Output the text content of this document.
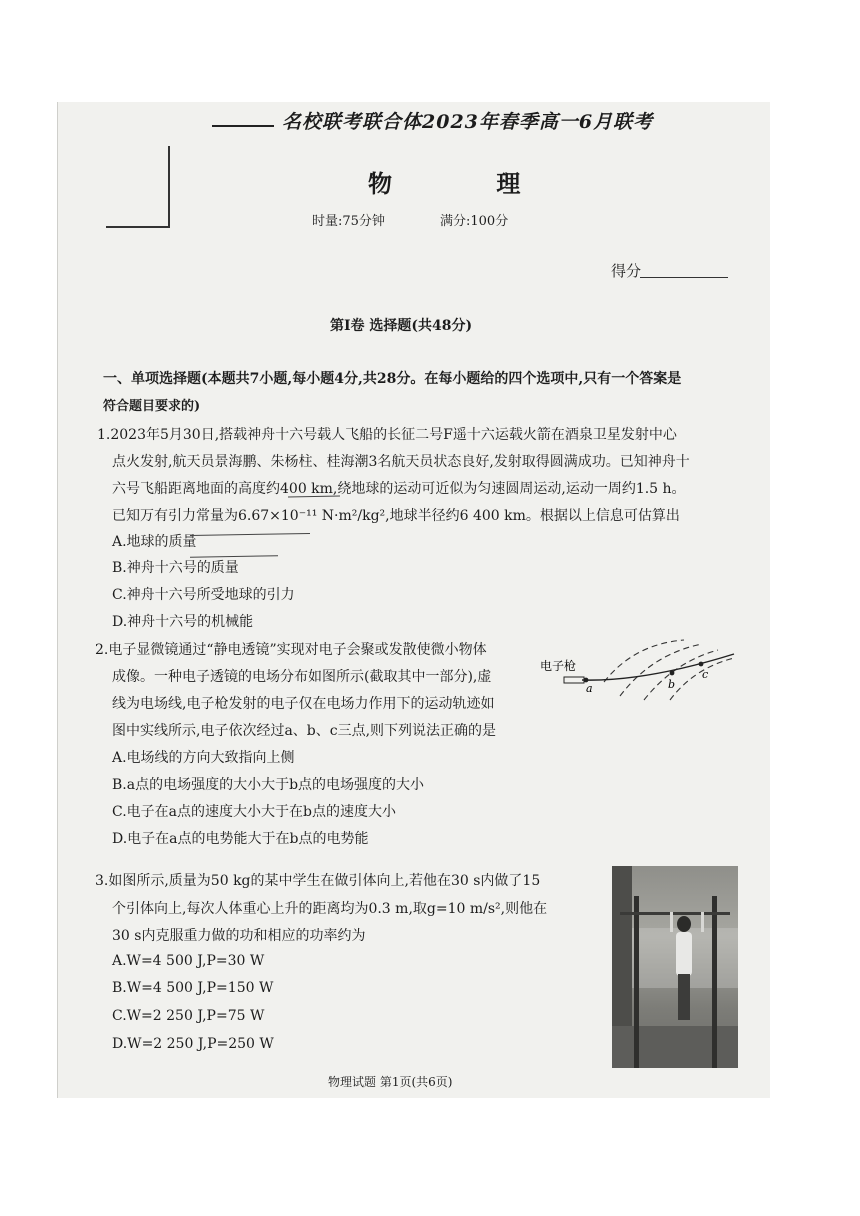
名校联考联合体2023年春季高一6月联考
物 理
时量:75分钟	满分:100分
得分
第Ⅰ卷 选择题(共48分)
一、单项选择题(本题共7小题,每小题4分,共28分。在每小题给的四个选项中,只有一个答案是
符合题目要求的)
1.2023年5月30日,搭载神舟十六号载人飞船的长征二号F遥十六运载火箭在酒泉卫星发射中心
点火发射,航天员景海鹏、朱杨柱、桂海潮3名航天员状态良好,发射取得圆满成功。已知神舟十
六号飞船距离地面的高度约400 km,绕地球的运动可近似为匀速圆周运动,运动一周约1.5 h。
已知万有引力常量为6.67×10⁻¹¹ N·m²/kg²,地球半径约6 400 km。根据以上信息可估算出
A.地球的质量
B.神舟十六号的质量
C.神舟十六号所受地球的引力
D.神舟十六号的机械能
2.电子显微镜通过“静电透镜”实现对电子会聚或发散使微小物体
成像。一种电子透镜的电场分布如图所示(截取其中一部分),虚
线为电场线,电子枪发射的电子仅在电场力作用下的运动轨迹如
图中实线所示,电子依次经过a、b、c三点,则下列说法正确的是
A.电场线的方向大致指向上侧
B.a点的电场强度的大小大于b点的电场强度的大小
C.电子在a点的速度大小大于在b点的速度大小
D.电子在a点的电势能大于在b点的电势能
电子枪
a	b
c
3.如图所示,质量为50 kg的某中学生在做引体向上,若他在30 s内做了15
个引体向上,每次人体重心上升的距离均为0.3 m,取g=10 m/s²,则他在
30 s内克服重力做的功和相应的功率约为
A.W=4 500 J,P=30 W
B.W=4 500 J,P=150 W
C.W=2 250 J,P=75 W
D.W=2 250 J,P=250 W
物理试题 第1页(共6页)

————————

▸ **WHAT YOU ARE ASKED TO DO**
Pictures don't belong in the copy. Restate all the entries exactly.

▸ **RESULT FOR THIS TASK**
Output the text content of this document.
名校联考联合体2023年春季高一6月联考
物 理
时量:75分钟	满分:100分
得分
第Ⅰ卷 选择题(共48分)
一、单项选择题(本题共7小题,每小题4分,共28分。在每小题给的四个选项中,只有一个答案是
符合题目要求的)
1.2023年5月30日,搭载神舟十六号载人飞船的长征二号F遥十六运载火箭在酒泉卫星发射中心
点火发射,航天员景海鹏、朱杨柱、桂海潮3名航天员状态良好,发射取得圆满成功。已知神舟十
六号飞船距离地面的高度约400 km,绕地球的运动可近似为匀速圆周运动,运动一周约1.5 h。
已知万有引力常量为6.67×10⁻¹¹ N·m²/kg²,地球半径约6 400 km。根据以上信息可估算出
A.地球的质量
B.神舟十六号的质量
C.神舟十六号所受地球的引力
D.神舟十六号的机械能
2.电子显微镜通过“静电透镜”实现对电子会聚或发散使微小物体
成像。一种电子透镜的电场分布如图所示(截取其中一部分),虚
线为电场线,电子枪发射的电子仅在电场力作用下的运动轨迹如
图中实线所示,电子依次经过a、b、c三点,则下列说法正确的是
A.电场线的方向大致指向上侧
B.a点的电场强度的大小大于b点的电场强度的大小
C.电子在a点的速度大小大于在b点的速度大小
D.电子在a点的电势能大于在b点的电势能
电子枪
a	b
c
3.如图所示,质量为50 kg的某中学生在做引体向上,若他在30 s内做了15
个引体向上,每次人体重心上升的距离均为0.3 m,取g=10 m/s²,则他在
30 s内克服重力做的功和相应的功率约为
A.W=4 500 J,P=30 W
B.W=4 500 J,P=150 W
C.W=2 250 J,P=75 W
D.W=2 250 J,P=250 W
物理试题 第1页(共6页)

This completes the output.